**DESCRIPTION OF THE TASK:** Everything in the data should be repeated exactly, save for the images.

**RECORDED DATA:**
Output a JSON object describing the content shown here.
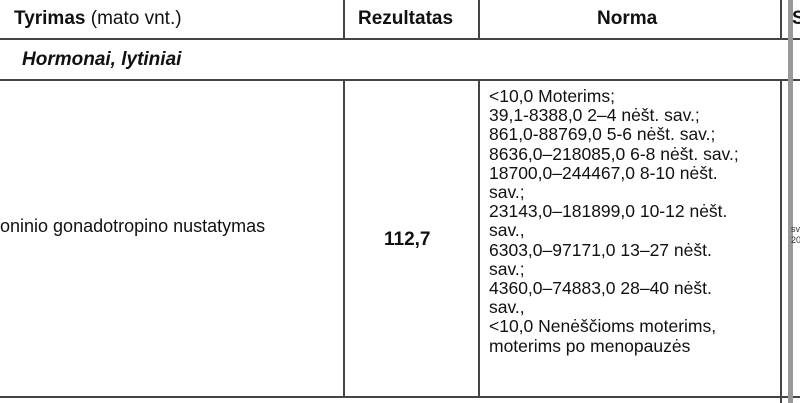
{
  "table": {
    "headers": {
      "test": "Tyrimas",
      "test_unit": "(mato vnt.)",
      "result": "Rezultatas",
      "norm": "Norma",
      "cut": "S"
    },
    "section": "Hormonai, lytiniai",
    "rows": [
      {
        "test": "oninio gonadotropino nustatymas",
        "result": "112,7",
        "norm_lines": [
          "<10,0 Moterims;",
          "39,1-8388,0 2–4 nėšt. sav.;",
          "861,0-88769,0 5-6 nėšt. sav.;",
          "8636,0–218085,0 6-8 nėšt. sav.;",
          "18700,0–244467,0 8-10 nėšt.",
          "sav.;",
          "23143,0–181899,0 10-12 nėšt.",
          "sav.,",
          "6303,0–97171,0 13–27 nėšt.",
          "sav.;",
          "4360,0–74883,0 28–40 nėšt.",
          "sav.,",
          "<10,0 Nenėščioms moterims,",
          "moterims po menopauzės"
        ],
        "extra_lines": [
          "sv",
          "20"
        ]
      }
    ]
  }
}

**TASK ANSWER:**
Output a JSON object describing the content shown here.
{
  "table": {
    "headers": {
      "test": "Tyrimas",
      "test_unit": "(mato vnt.)",
      "result": "Rezultatas",
      "norm": "Norma",
      "cut": "S"
    },
    "section": "Hormonai, lytiniai",
    "rows": [
      {
        "test": "oninio gonadotropino nustatymas",
        "result": "112,7",
        "norm_lines": [
          "<10,0 Moterims;",
          "39,1-8388,0 2–4 nėšt. sav.;",
          "861,0-88769,0 5-6 nėšt. sav.;",
          "8636,0–218085,0 6-8 nėšt. sav.;",
          "18700,0–244467,0 8-10 nėšt.",
          "sav.;",
          "23143,0–181899,0 10-12 nėšt.",
          "sav.,",
          "6303,0–97171,0 13–27 nėšt.",
          "sav.;",
          "4360,0–74883,0 28–40 nėšt.",
          "sav.,",
          "<10,0 Nenėščioms moterims,",
          "moterims po menopauzės"
        ],
        "extra_lines": [
          "sv",
          "20"
        ]
      }
    ]
  }
}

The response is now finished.